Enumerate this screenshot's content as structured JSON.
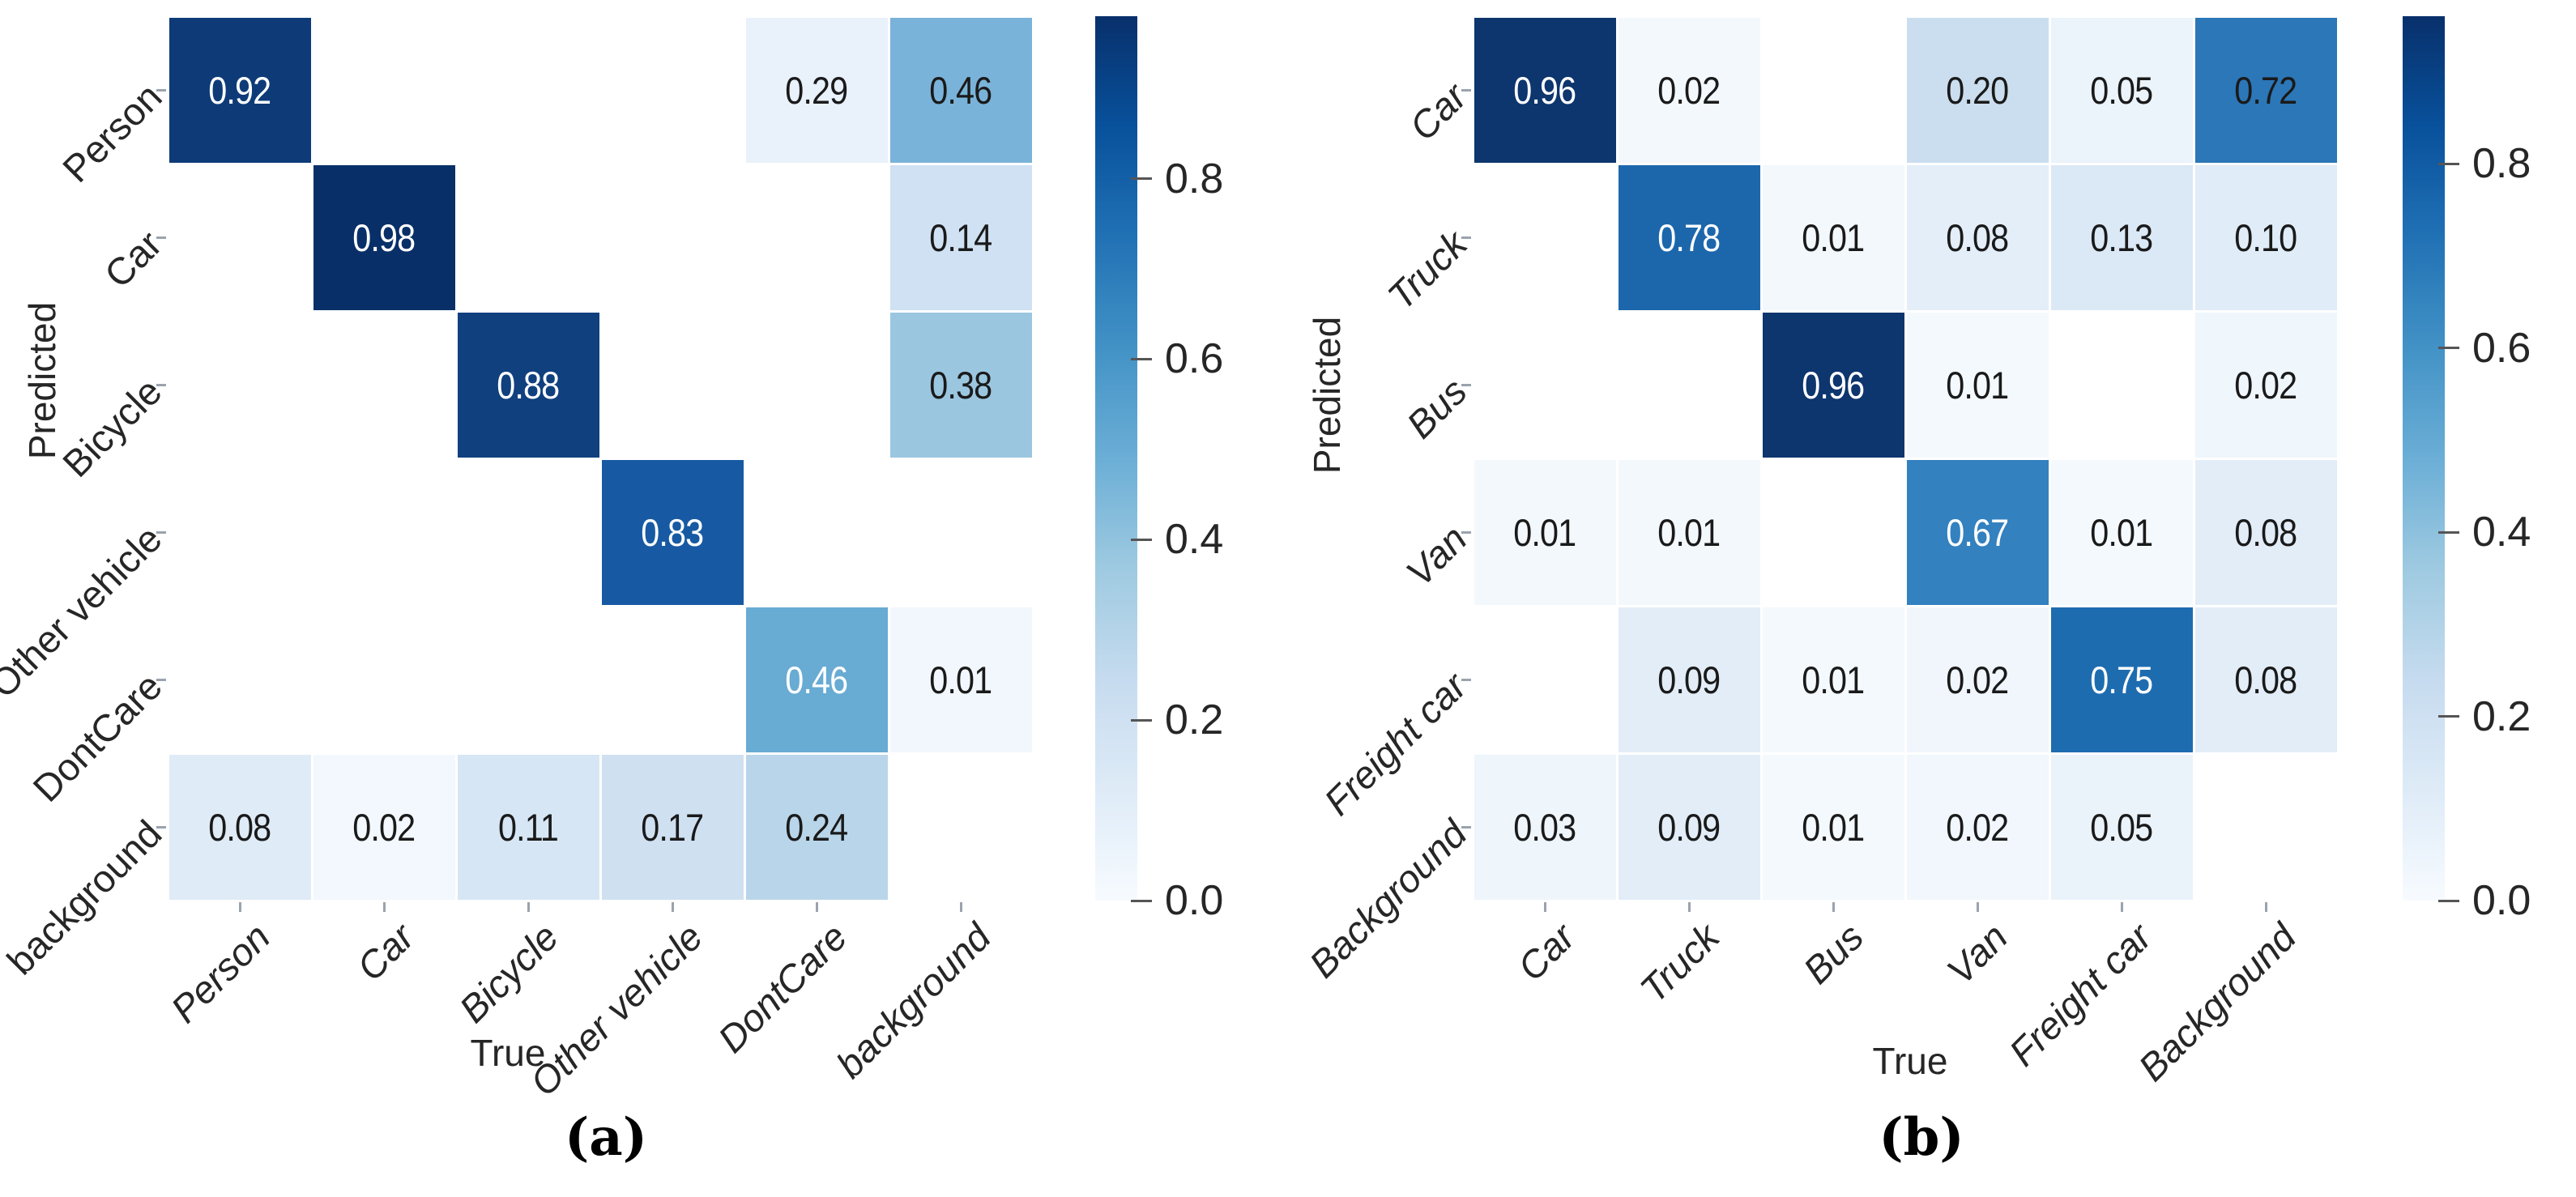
{
  "figure": {
    "description": "Two confusion matrices shown as blue heatmaps with colorbars",
    "colormap": "Blues",
    "background_color": "#ffffff",
    "annotation_black": "#1a1a1a",
    "annotation_white": "#ffffff"
  },
  "chart_data": [
    {
      "type": "heatmap",
      "panel": "a",
      "caption": "(a)",
      "xlabel": "True",
      "ylabel": "Predicted",
      "x_tick_labels": [
        "Person",
        "Car",
        "Bicycle",
        "Other vehicle",
        "DontCare",
        "background"
      ],
      "y_tick_labels": [
        "Person",
        "Car",
        "Bicycle",
        "Other vehicle",
        "DontCare",
        "background"
      ],
      "values": [
        [
          "0.92",
          null,
          null,
          null,
          "0.29",
          "0.46"
        ],
        [
          null,
          "0.98",
          null,
          null,
          null,
          "0.14"
        ],
        [
          null,
          null,
          "0.88",
          null,
          null,
          "0.38"
        ],
        [
          null,
          null,
          null,
          "0.83",
          null,
          null
        ],
        [
          null,
          null,
          null,
          null,
          "0.46",
          "0.01"
        ],
        [
          "0.08",
          "0.02",
          "0.11",
          "0.17",
          "0.24",
          null
        ]
      ],
      "cell_colors": [
        [
          "#0e3b78",
          null,
          null,
          null,
          "#e9f1fa",
          "#7ab3d9"
        ],
        [
          null,
          "#082f68",
          null,
          null,
          null,
          "#cfe1f2"
        ],
        [
          null,
          null,
          "#10407e",
          null,
          null,
          "#9bc6e0"
        ],
        [
          null,
          null,
          null,
          "#175aa3",
          null,
          null
        ],
        [
          null,
          null,
          null,
          null,
          "#68abd3",
          "#f1f7fc"
        ],
        [
          "#dfebf6",
          "#f2f8fd",
          "#d7e6f4",
          "#cfe0f1",
          "#b9d5ea",
          null
        ]
      ],
      "annot_colors": [
        [
          "#ffffff",
          null,
          null,
          null,
          "#1a1a1a",
          "#1a1a1a"
        ],
        [
          null,
          "#ffffff",
          null,
          null,
          null,
          "#1a1a1a"
        ],
        [
          null,
          null,
          "#ffffff",
          null,
          null,
          "#1a1a1a"
        ],
        [
          null,
          null,
          null,
          "#ffffff",
          null,
          null
        ],
        [
          null,
          null,
          null,
          null,
          "#ffffff",
          "#1a1a1a"
        ],
        [
          "#1a1a1a",
          "#1a1a1a",
          "#1a1a1a",
          "#1a1a1a",
          "#1a1a1a",
          null
        ]
      ],
      "colorbar": {
        "tick_labels": [
          "0.8",
          "0.6",
          "0.4",
          "0.2",
          "0.0"
        ],
        "tick_values": [
          0.8,
          0.6,
          0.4,
          0.2,
          0.0
        ],
        "vmin": 0.0,
        "vmax": 0.98,
        "colormap": "Blues",
        "position": "right"
      },
      "layout": {
        "x_tick_italic": true,
        "y_tick_italic": false,
        "tick_rotation_deg": 45,
        "grid": false,
        "empty_cell_color": "#ffffff"
      }
    },
    {
      "type": "heatmap",
      "panel": "b",
      "caption": "(b)",
      "xlabel": "True",
      "ylabel": "Predicted",
      "x_tick_labels": [
        "Car",
        "Truck",
        "Bus",
        "Van",
        "Freight car",
        "Background"
      ],
      "y_tick_labels": [
        "Car",
        "Truck",
        "Bus",
        "Van",
        "Freight car",
        "Background"
      ],
      "values": [
        [
          "0.96",
          "0.02",
          null,
          "0.20",
          "0.05",
          "0.72"
        ],
        [
          null,
          "0.78",
          "0.01",
          "0.08",
          "0.13",
          "0.10"
        ],
        [
          null,
          null,
          "0.96",
          "0.01",
          null,
          "0.02"
        ],
        [
          "0.01",
          "0.01",
          null,
          "0.67",
          "0.01",
          "0.08"
        ],
        [
          null,
          "0.09",
          "0.01",
          "0.02",
          "0.75",
          "0.08"
        ],
        [
          "0.03",
          "0.09",
          "0.01",
          "0.02",
          "0.05",
          null
        ]
      ],
      "cell_colors": [
        [
          "#0d356e",
          "#f3f8fd",
          null,
          "#cbdeef",
          "#ebf3fb",
          "#2b77b8"
        ],
        [
          null,
          "#1c67ac",
          "#f3f8fd",
          "#e3eef8",
          "#dbe8f5",
          "#e0ecf7"
        ],
        [
          null,
          null,
          "#0d356e",
          "#f4f9fd",
          null,
          "#eff6fc"
        ],
        [
          "#f3f8fd",
          "#f3f8fd",
          null,
          "#3381bf",
          "#f4f9fd",
          "#e2edf8"
        ],
        [
          null,
          "#e2edf7",
          "#f4f9fd",
          "#f0f6fc",
          "#1e6cb0",
          "#e2edf8"
        ],
        [
          "#eef5fb",
          "#e2edf7",
          "#f4f9fd",
          "#f1f7fc",
          "#eaf2fa",
          null
        ]
      ],
      "annot_colors": [
        [
          "#ffffff",
          "#1a1a1a",
          null,
          "#1a1a1a",
          "#1a1a1a",
          "#1a1a1a"
        ],
        [
          null,
          "#ffffff",
          "#1a1a1a",
          "#1a1a1a",
          "#1a1a1a",
          "#1a1a1a"
        ],
        [
          null,
          null,
          "#ffffff",
          "#1a1a1a",
          null,
          "#1a1a1a"
        ],
        [
          "#1a1a1a",
          "#1a1a1a",
          null,
          "#ffffff",
          "#1a1a1a",
          "#1a1a1a"
        ],
        [
          null,
          "#1a1a1a",
          "#1a1a1a",
          "#1a1a1a",
          "#ffffff",
          "#1a1a1a"
        ],
        [
          "#1a1a1a",
          "#1a1a1a",
          "#1a1a1a",
          "#1a1a1a",
          "#1a1a1a",
          null
        ]
      ],
      "colorbar": {
        "tick_labels": [
          "0.8",
          "0.6",
          "0.4",
          "0.2",
          "0.0"
        ],
        "tick_values": [
          0.8,
          0.6,
          0.4,
          0.2,
          0.0
        ],
        "vmin": 0.0,
        "vmax": 0.96,
        "colormap": "Blues",
        "position": "right"
      },
      "layout": {
        "x_tick_italic": true,
        "y_tick_italic": true,
        "tick_rotation_deg": 45,
        "grid": false,
        "empty_cell_color": "#ffffff"
      }
    }
  ]
}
#####
Given problem
Copy all the lines of data exactly as they appear, dropping any images.

Output for this exercise
Enumerate this screenshot's content as structured JSON.
{
  "figure": {
    "description": "Two confusion matrices shown as blue heatmaps with colorbars",
    "colormap": "Blues",
    "background_color": "#ffffff",
    "annotation_black": "#1a1a1a",
    "annotation_white": "#ffffff"
  },
  "chart_data": [
    {
      "type": "heatmap",
      "panel": "a",
      "caption": "(a)",
      "xlabel": "True",
      "ylabel": "Predicted",
      "x_tick_labels": [
        "Person",
        "Car",
        "Bicycle",
        "Other vehicle",
        "DontCare",
        "background"
      ],
      "y_tick_labels": [
        "Person",
        "Car",
        "Bicycle",
        "Other vehicle",
        "DontCare",
        "background"
      ],
      "values": [
        [
          "0.92",
          null,
          null,
          null,
          "0.29",
          "0.46"
        ],
        [
          null,
          "0.98",
          null,
          null,
          null,
          "0.14"
        ],
        [
          null,
          null,
          "0.88",
          null,
          null,
          "0.38"
        ],
        [
          null,
          null,
          null,
          "0.83",
          null,
          null
        ],
        [
          null,
          null,
          null,
          null,
          "0.46",
          "0.01"
        ],
        [
          "0.08",
          "0.02",
          "0.11",
          "0.17",
          "0.24",
          null
        ]
      ],
      "cell_colors": [
        [
          "#0e3b78",
          null,
          null,
          null,
          "#e9f1fa",
          "#7ab3d9"
        ],
        [
          null,
          "#082f68",
          null,
          null,
          null,
          "#cfe1f2"
        ],
        [
          null,
          null,
          "#10407e",
          null,
          null,
          "#9bc6e0"
        ],
        [
          null,
          null,
          null,
          "#175aa3",
          null,
          null
        ],
        [
          null,
          null,
          null,
          null,
          "#68abd3",
          "#f1f7fc"
        ],
        [
          "#dfebf6",
          "#f2f8fd",
          "#d7e6f4",
          "#cfe0f1",
          "#b9d5ea",
          null
        ]
      ],
      "annot_colors": [
        [
          "#ffffff",
          null,
          null,
          null,
          "#1a1a1a",
          "#1a1a1a"
        ],
        [
          null,
          "#ffffff",
          null,
          null,
          null,
          "#1a1a1a"
        ],
        [
          null,
          null,
          "#ffffff",
          null,
          null,
          "#1a1a1a"
        ],
        [
          null,
          null,
          null,
          "#ffffff",
          null,
          null
        ],
        [
          null,
          null,
          null,
          null,
          "#ffffff",
          "#1a1a1a"
        ],
        [
          "#1a1a1a",
          "#1a1a1a",
          "#1a1a1a",
          "#1a1a1a",
          "#1a1a1a",
          null
        ]
      ],
      "colorbar": {
        "tick_labels": [
          "0.8",
          "0.6",
          "0.4",
          "0.2",
          "0.0"
        ],
        "tick_values": [
          0.8,
          0.6,
          0.4,
          0.2,
          0.0
        ],
        "vmin": 0.0,
        "vmax": 0.98,
        "colormap": "Blues",
        "position": "right"
      },
      "layout": {
        "x_tick_italic": true,
        "y_tick_italic": false,
        "tick_rotation_deg": 45,
        "grid": false,
        "empty_cell_color": "#ffffff"
      }
    },
    {
      "type": "heatmap",
      "panel": "b",
      "caption": "(b)",
      "xlabel": "True",
      "ylabel": "Predicted",
      "x_tick_labels": [
        "Car",
        "Truck",
        "Bus",
        "Van",
        "Freight car",
        "Background"
      ],
      "y_tick_labels": [
        "Car",
        "Truck",
        "Bus",
        "Van",
        "Freight car",
        "Background"
      ],
      "values": [
        [
          "0.96",
          "0.02",
          null,
          "0.20",
          "0.05",
          "0.72"
        ],
        [
          null,
          "0.78",
          "0.01",
          "0.08",
          "0.13",
          "0.10"
        ],
        [
          null,
          null,
          "0.96",
          "0.01",
          null,
          "0.02"
        ],
        [
          "0.01",
          "0.01",
          null,
          "0.67",
          "0.01",
          "0.08"
        ],
        [
          null,
          "0.09",
          "0.01",
          "0.02",
          "0.75",
          "0.08"
        ],
        [
          "0.03",
          "0.09",
          "0.01",
          "0.02",
          "0.05",
          null
        ]
      ],
      "cell_colors": [
        [
          "#0d356e",
          "#f3f8fd",
          null,
          "#cbdeef",
          "#ebf3fb",
          "#2b77b8"
        ],
        [
          null,
          "#1c67ac",
          "#f3f8fd",
          "#e3eef8",
          "#dbe8f5",
          "#e0ecf7"
        ],
        [
          null,
          null,
          "#0d356e",
          "#f4f9fd",
          null,
          "#eff6fc"
        ],
        [
          "#f3f8fd",
          "#f3f8fd",
          null,
          "#3381bf",
          "#f4f9fd",
          "#e2edf8"
        ],
        [
          null,
          "#e2edf7",
          "#f4f9fd",
          "#f0f6fc",
          "#1e6cb0",
          "#e2edf8"
        ],
        [
          "#eef5fb",
          "#e2edf7",
          "#f4f9fd",
          "#f1f7fc",
          "#eaf2fa",
          null
        ]
      ],
      "annot_colors": [
        [
          "#ffffff",
          "#1a1a1a",
          null,
          "#1a1a1a",
          "#1a1a1a",
          "#1a1a1a"
        ],
        [
          null,
          "#ffffff",
          "#1a1a1a",
          "#1a1a1a",
          "#1a1a1a",
          "#1a1a1a"
        ],
        [
          null,
          null,
          "#ffffff",
          "#1a1a1a",
          null,
          "#1a1a1a"
        ],
        [
          "#1a1a1a",
          "#1a1a1a",
          null,
          "#ffffff",
          "#1a1a1a",
          "#1a1a1a"
        ],
        [
          null,
          "#1a1a1a",
          "#1a1a1a",
          "#1a1a1a",
          "#ffffff",
          "#1a1a1a"
        ],
        [
          "#1a1a1a",
          "#1a1a1a",
          "#1a1a1a",
          "#1a1a1a",
          "#1a1a1a",
          null
        ]
      ],
      "colorbar": {
        "tick_labels": [
          "0.8",
          "0.6",
          "0.4",
          "0.2",
          "0.0"
        ],
        "tick_values": [
          0.8,
          0.6,
          0.4,
          0.2,
          0.0
        ],
        "vmin": 0.0,
        "vmax": 0.96,
        "colormap": "Blues",
        "position": "right"
      },
      "layout": {
        "x_tick_italic": true,
        "y_tick_italic": true,
        "tick_rotation_deg": 45,
        "grid": false,
        "empty_cell_color": "#ffffff"
      }
    }
  ]
}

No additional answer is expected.